- **PROVIDED RECORDS**:
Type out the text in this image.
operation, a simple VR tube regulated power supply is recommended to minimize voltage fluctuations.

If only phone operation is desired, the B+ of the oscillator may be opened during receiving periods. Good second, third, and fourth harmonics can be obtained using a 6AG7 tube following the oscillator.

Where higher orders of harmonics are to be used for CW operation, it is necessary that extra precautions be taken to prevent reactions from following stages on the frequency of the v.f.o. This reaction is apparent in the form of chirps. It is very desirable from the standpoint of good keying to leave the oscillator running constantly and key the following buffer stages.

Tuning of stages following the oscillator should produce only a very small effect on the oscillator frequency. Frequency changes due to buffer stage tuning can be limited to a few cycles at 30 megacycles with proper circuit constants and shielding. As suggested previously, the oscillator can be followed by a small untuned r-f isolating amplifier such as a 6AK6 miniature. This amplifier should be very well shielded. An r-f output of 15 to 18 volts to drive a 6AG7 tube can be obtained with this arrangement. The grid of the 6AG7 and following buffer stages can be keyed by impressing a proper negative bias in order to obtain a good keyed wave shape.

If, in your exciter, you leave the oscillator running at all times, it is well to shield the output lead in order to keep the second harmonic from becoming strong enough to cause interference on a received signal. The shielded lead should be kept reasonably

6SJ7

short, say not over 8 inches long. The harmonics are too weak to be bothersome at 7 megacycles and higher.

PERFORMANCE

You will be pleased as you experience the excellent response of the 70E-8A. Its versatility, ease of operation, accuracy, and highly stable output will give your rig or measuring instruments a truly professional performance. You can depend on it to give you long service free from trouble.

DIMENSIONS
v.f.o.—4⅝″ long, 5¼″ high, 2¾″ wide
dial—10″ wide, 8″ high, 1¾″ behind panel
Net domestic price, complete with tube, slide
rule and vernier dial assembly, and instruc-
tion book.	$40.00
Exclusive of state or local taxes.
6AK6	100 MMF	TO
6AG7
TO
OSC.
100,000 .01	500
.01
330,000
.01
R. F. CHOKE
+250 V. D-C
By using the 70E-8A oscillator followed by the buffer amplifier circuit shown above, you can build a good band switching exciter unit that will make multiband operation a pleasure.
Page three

- **TASK GOAL**:
Output the full listing without altering anything.

- **ANSWER TO THE EXERCISE**:
Type out the text in this image.
operation, a simple VR tube regulated power supply is recommended to minimize voltage fluctuations.

If only phone operation is desired, the B+ of the oscillator may be opened during receiving periods. Good second, third, and fourth harmonics can be obtained using a 6AG7 tube following the oscillator.

Where higher orders of harmonics are to be used for CW operation, it is necessary that extra precautions be taken to prevent reactions from following stages on the frequency of the v.f.o. This reaction is apparent in the form of chirps. It is very desirable from the standpoint of good keying to leave the oscillator running constantly and key the following buffer stages.

Tuning of stages following the oscillator should produce only a very small effect on the oscillator frequency. Frequency changes due to buffer stage tuning can be limited to a few cycles at 30 megacycles with proper circuit constants and shielding. As suggested previously, the oscillator can be followed by a small untuned r-f isolating amplifier such as a 6AK6 miniature. This amplifier should be very well shielded. An r-f output of 15 to 18 volts to drive a 6AG7 tube can be obtained with this arrangement. The grid of the 6AG7 and following buffer stages can be keyed by impressing a proper negative bias in order to obtain a good keyed wave shape.

If, in your exciter, you leave the oscillator running at all times, it is well to shield the output lead in order to keep the second harmonic from becoming strong enough to cause interference on a received signal. The shielded lead should be kept reasonably

6SJ7

short, say not over 8 inches long. The harmonics are too weak to be bothersome at 7 megacycles and higher.

PERFORMANCE

You will be pleased as you experience the excellent response of the 70E-8A. Its versatility, ease of operation, accuracy, and highly stable output will give your rig or measuring instruments a truly professional performance. You can depend on it to give you long service free from trouble.

DIMENSIONS
v.f.o.—4⅝″ long, 5¼″ high, 2¾″ wide
dial—10″ wide, 8″ high, 1¾″ behind panel
Net domestic price, complete with tube, slide
rule and vernier dial assembly, and instruc-
tion book.	$40.00
Exclusive of state or local taxes.
6AK6	100 MMF	TO
6AG7
TO
OSC.
100,000 .01	500
.01
330,000
.01
R. F. CHOKE
+250 V. D-C
By using the 70E-8A oscillator followed by the buffer amplifier circuit shown above, you can build a good band switching exciter unit that will make multiband operation a pleasure.
Page three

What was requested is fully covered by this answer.